━━━ Supplied data ━━━

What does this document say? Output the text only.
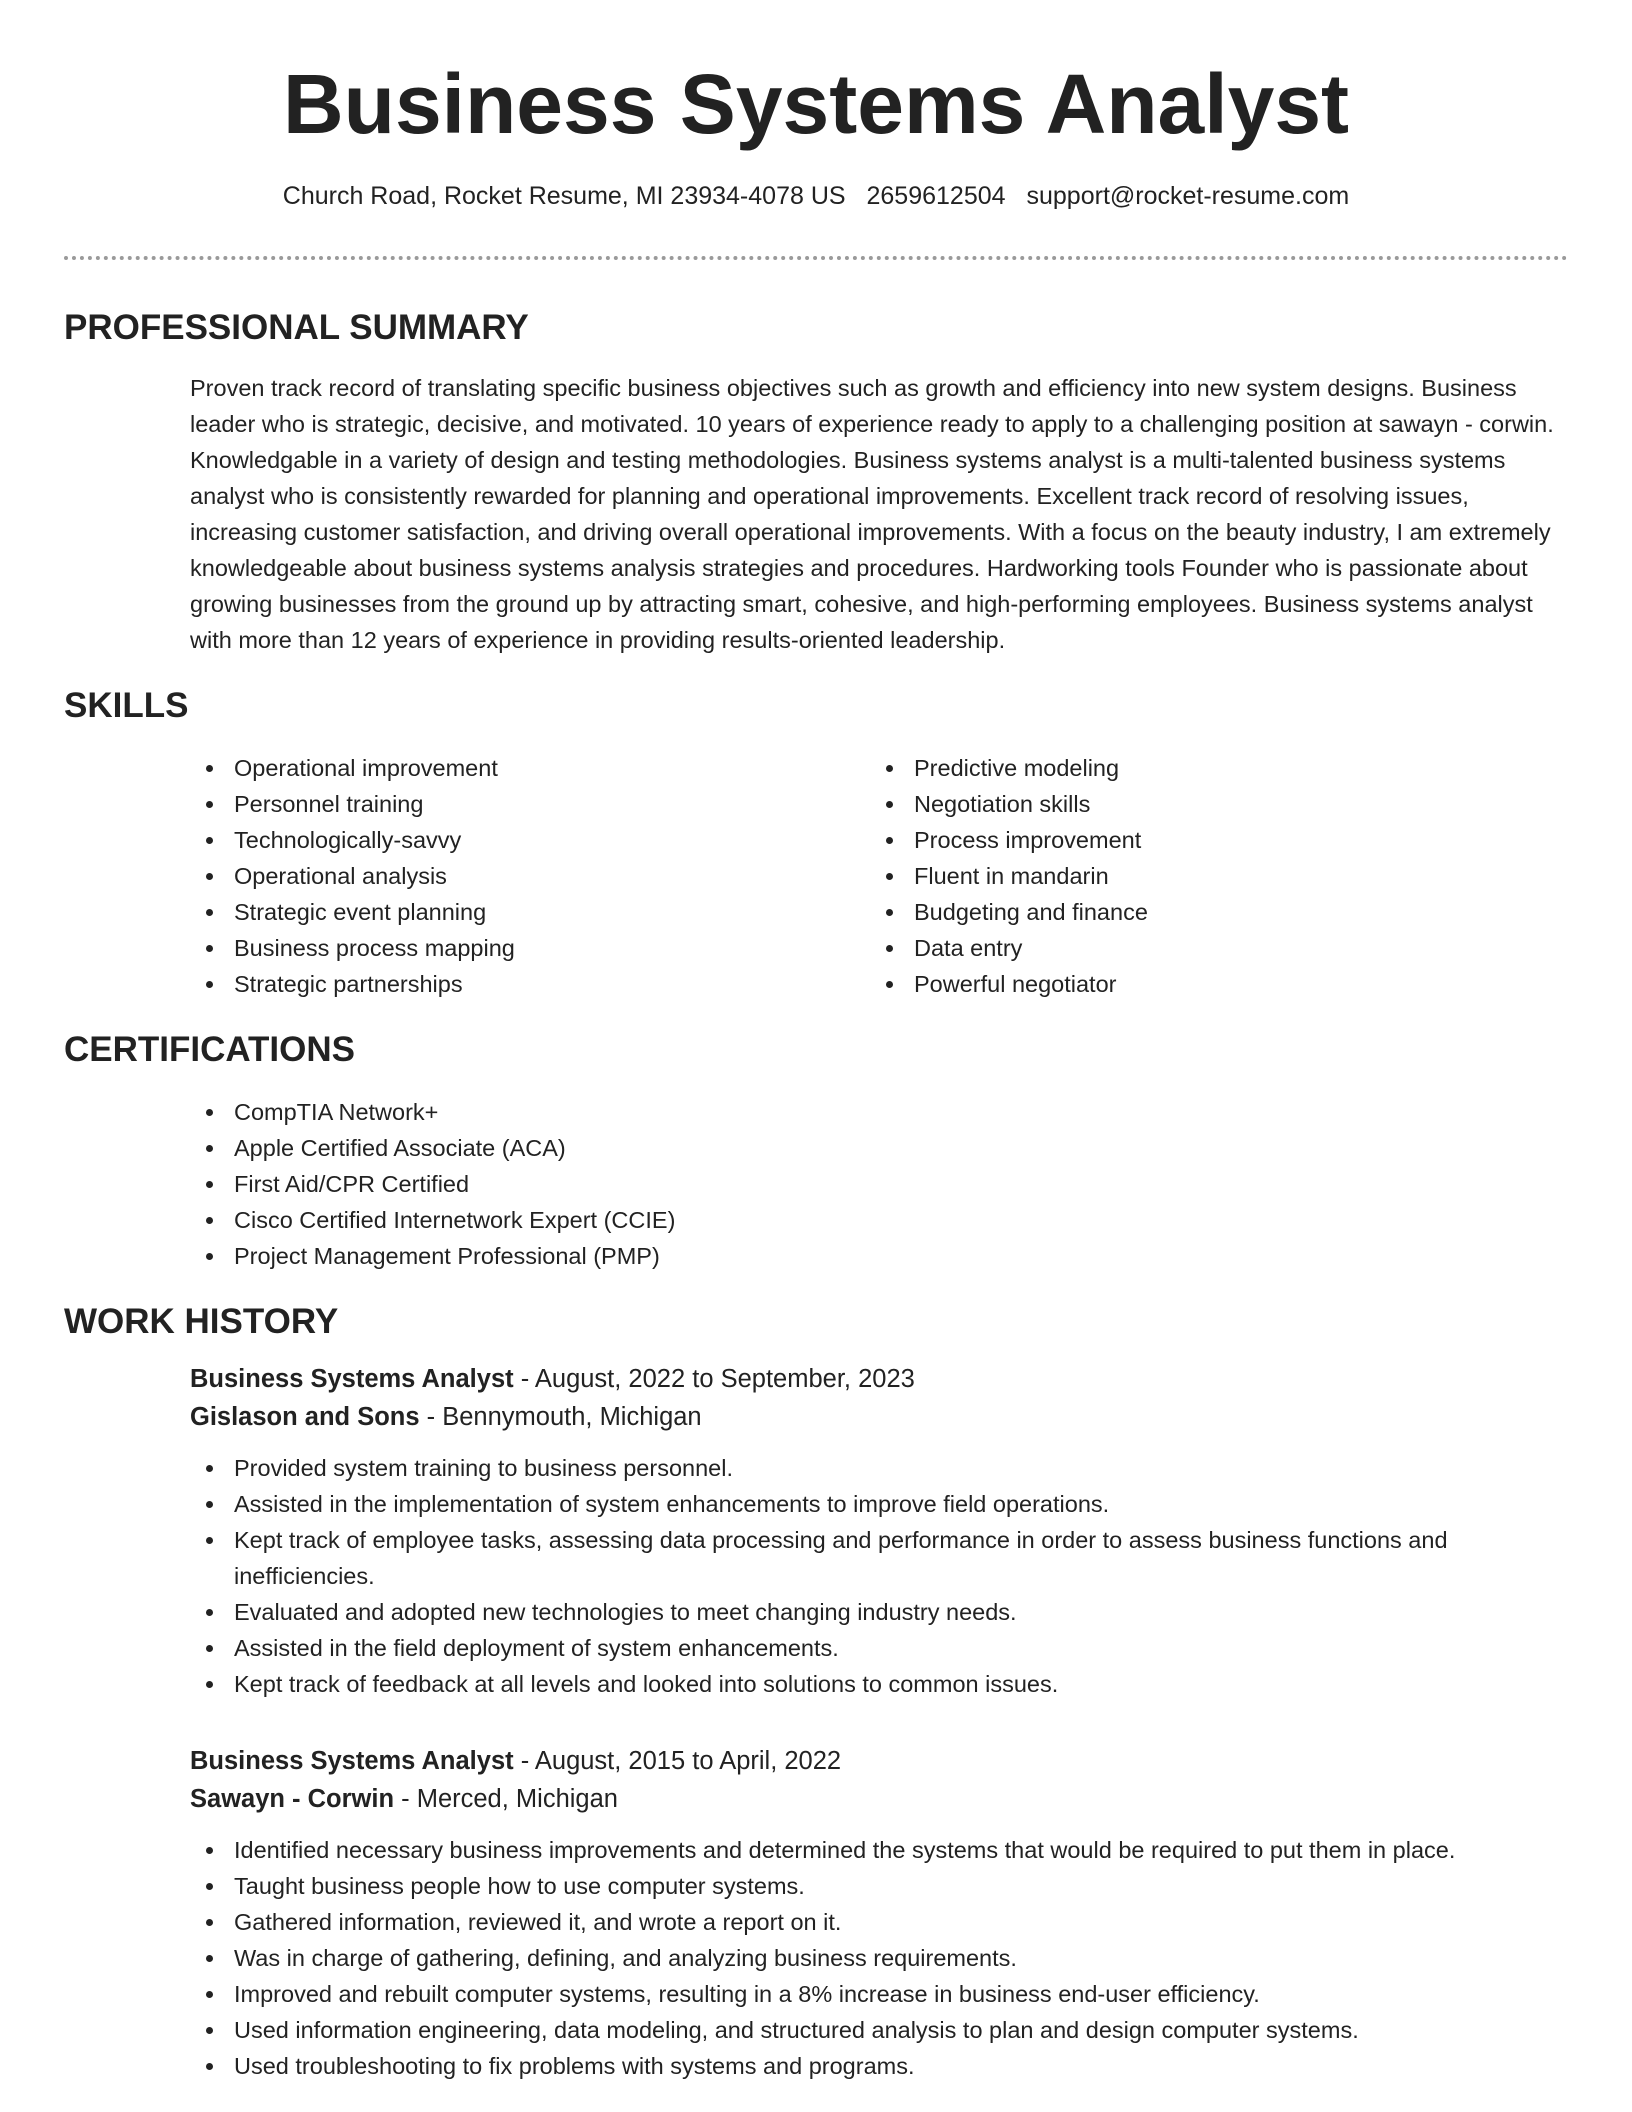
Business Systems Analyst
Church Road, Rocket Resume, MI 23934-4078 US 2659612504 support@rocket-resume.com
PROFESSIONAL SUMMARY

Proven track record of translating specific business objectives such as growth and efficiency into new system designs. Business leader who is strategic, decisive, and motivated. 10 years of experience ready to apply to a challenging position at sawayn - corwin. Knowledgable in a variety of design and testing methodologies. Business systems analyst is a multi-talented business systems analyst who is consistently rewarded for planning and operational improvements. Excellent track record of resolving issues, increasing customer satisfaction, and driving overall operational improvements. With a focus on the beauty industry, I am extremely knowledgeable about business systems analysis strategies and procedures. Hardworking tools Founder who is passionate about growing businesses from the ground up by attracting smart, cohesive, and high-performing employees. Business systems analyst with more than 12 years of experience in providing results-oriented leadership.

SKILLS
Operational improvement
Personnel training
Technologically-savvy
Operational analysis
Strategic event planning
Business process mapping
Strategic partnerships
Predictive modeling
Negotiation skills
Process improvement
Fluent in mandarin
Budgeting and finance
Data entry
Powerful negotiator
CERTIFICATIONS
CompTIA Network+
Apple Certified Associate (ACA)
First Aid/CPR Certified
Cisco Certified Internetwork Expert (CCIE)
Project Management Professional (PMP)
WORK HISTORY
Business Systems Analyst - August, 2022 to September, 2023
Gislason and Sons - Bennymouth, Michigan
Provided system training to business personnel.
Assisted in the implementation of system enhancements to improve field operations.
Kept track of employee tasks, assessing data processing and performance in order to assess business functions and inefficiencies.
Evaluated and adopted new technologies to meet changing industry needs.
Assisted in the field deployment of system enhancements.
Kept track of feedback at all levels and looked into solutions to common issues.
Business Systems Analyst - August, 2015 to April, 2022
Sawayn - Corwin - Merced, Michigan
Identified necessary business improvements and determined the systems that would be required to put them in place.
Taught business people how to use computer systems.
Gathered information, reviewed it, and wrote a report on it.
Was in charge of gathering, defining, and analyzing business requirements.
Improved and rebuilt computer systems, resulting in a 8% increase in business end-user efficiency.
Used information engineering, data modeling, and structured analysis to plan and design computer systems.
Used troubleshooting to fix problems with systems and programs.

━━━

What is asked => Pull every line containing the word "industry" out of the material.

Task output =>
Proven track record of translating specific business objectives such as growth and efficiency into new system designs. Business leader who is strategic, decisive, and motivated. 10 years of experience ready to apply to a challenging position at sawayn - corwin. Knowledgable in a variety of design and testing methodologies. Business systems analyst is a multi-talented business systems analyst who is consistently rewarded for planning and operational improvements. Excellent track record of resolving issues, increasing customer satisfaction, and driving overall operational improvements. With a focus on the beauty industry, I am extremely knowledgeable about business systems analysis strategies and procedures. Hardworking tools Founder who is passionate about growing businesses from the ground up by attracting smart, cohesive, and high-performing employees. Business systems analyst with more than 12 years of experience in providing results-oriented leadership.
Evaluated and adopted new technologies to meet changing industry needs.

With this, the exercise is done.